## INPUT
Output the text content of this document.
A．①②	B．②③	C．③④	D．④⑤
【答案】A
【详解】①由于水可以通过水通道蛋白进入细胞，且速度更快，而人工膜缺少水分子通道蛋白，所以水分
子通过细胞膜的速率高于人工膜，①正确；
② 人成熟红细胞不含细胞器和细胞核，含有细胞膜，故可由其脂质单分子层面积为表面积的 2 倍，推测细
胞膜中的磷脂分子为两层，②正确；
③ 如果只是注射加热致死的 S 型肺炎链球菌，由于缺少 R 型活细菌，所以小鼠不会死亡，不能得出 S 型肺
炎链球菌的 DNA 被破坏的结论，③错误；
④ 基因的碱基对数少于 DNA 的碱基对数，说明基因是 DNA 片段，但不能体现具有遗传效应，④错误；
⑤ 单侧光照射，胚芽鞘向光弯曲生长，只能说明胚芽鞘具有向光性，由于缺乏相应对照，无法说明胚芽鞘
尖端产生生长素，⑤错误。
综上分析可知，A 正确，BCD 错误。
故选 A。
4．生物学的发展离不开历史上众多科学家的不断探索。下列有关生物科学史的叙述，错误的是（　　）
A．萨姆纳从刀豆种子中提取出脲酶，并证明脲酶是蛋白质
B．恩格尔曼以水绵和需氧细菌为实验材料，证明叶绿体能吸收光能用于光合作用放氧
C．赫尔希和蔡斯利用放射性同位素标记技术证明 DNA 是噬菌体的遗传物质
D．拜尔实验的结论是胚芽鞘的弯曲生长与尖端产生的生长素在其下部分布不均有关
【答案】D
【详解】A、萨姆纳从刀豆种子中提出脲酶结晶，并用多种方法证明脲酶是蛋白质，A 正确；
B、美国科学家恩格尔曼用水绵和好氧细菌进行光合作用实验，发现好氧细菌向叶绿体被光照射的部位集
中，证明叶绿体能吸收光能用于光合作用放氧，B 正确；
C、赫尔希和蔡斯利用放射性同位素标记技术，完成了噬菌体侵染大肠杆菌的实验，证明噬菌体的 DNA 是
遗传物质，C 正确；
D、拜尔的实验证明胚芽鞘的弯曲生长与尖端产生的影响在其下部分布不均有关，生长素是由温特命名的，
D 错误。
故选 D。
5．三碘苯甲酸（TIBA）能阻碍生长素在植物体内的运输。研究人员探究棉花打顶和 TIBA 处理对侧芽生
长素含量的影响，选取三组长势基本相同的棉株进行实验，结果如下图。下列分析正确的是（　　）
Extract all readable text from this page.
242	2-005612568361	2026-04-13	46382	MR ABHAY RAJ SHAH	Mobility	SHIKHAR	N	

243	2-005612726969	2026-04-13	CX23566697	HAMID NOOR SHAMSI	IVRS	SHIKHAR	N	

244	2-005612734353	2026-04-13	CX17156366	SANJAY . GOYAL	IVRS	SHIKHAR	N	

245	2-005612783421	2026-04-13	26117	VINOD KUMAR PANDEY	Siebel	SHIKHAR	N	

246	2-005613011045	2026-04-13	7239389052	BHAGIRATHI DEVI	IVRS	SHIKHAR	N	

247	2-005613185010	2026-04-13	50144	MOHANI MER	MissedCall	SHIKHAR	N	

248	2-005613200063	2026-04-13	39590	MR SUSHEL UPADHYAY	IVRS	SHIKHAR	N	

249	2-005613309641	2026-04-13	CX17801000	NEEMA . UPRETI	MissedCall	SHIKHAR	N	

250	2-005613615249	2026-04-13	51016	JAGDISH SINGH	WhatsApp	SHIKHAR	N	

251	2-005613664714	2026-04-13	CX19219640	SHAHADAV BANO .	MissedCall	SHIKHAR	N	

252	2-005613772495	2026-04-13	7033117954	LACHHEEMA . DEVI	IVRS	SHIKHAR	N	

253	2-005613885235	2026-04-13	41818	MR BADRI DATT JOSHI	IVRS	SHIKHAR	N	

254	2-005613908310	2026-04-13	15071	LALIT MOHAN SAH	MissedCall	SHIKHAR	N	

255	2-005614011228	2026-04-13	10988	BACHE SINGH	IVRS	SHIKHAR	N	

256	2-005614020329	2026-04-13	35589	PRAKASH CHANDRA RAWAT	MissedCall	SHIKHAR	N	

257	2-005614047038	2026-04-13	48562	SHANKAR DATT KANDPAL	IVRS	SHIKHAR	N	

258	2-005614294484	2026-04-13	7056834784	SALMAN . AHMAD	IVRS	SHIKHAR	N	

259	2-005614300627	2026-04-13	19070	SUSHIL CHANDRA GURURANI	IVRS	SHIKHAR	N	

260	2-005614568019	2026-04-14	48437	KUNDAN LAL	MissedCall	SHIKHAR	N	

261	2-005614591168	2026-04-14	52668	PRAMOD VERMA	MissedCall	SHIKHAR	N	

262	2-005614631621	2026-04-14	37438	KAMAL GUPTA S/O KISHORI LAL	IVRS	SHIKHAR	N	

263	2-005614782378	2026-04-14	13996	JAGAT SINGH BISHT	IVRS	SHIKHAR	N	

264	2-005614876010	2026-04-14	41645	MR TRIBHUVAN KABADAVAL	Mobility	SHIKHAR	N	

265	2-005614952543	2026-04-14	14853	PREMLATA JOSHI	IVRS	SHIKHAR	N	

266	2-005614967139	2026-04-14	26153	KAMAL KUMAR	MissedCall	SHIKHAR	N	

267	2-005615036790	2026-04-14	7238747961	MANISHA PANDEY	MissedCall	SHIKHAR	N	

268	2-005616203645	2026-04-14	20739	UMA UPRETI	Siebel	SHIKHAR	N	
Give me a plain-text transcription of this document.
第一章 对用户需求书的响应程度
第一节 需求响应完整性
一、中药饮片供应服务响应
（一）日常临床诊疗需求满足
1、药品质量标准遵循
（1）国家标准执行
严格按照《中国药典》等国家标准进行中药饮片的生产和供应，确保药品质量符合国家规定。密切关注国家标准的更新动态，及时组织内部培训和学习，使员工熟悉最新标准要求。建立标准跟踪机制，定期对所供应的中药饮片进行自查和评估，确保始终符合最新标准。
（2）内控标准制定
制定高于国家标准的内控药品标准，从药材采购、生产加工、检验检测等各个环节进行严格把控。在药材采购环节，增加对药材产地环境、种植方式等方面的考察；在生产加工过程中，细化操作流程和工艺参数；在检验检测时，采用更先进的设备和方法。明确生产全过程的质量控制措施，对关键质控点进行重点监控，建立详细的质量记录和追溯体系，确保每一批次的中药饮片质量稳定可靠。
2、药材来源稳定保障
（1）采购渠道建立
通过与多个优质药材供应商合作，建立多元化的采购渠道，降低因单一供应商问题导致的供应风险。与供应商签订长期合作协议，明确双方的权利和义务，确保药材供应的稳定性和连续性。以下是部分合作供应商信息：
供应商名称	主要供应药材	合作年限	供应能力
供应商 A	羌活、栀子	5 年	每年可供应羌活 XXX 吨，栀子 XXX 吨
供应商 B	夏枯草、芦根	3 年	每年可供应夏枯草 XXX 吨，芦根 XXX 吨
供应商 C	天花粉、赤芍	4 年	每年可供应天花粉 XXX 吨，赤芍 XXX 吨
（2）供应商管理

## REQUEST
Return every line containing "PANDEY".

## FULL OUTPUT
245	2-005612783421	2026-04-13	26117	VINOD KUMAR PANDEY	Siebel	SHIKHAR	N	
267	2-005615036790	2026-04-14	7238747961	MANISHA PANDEY	MissedCall	SHIKHAR	N	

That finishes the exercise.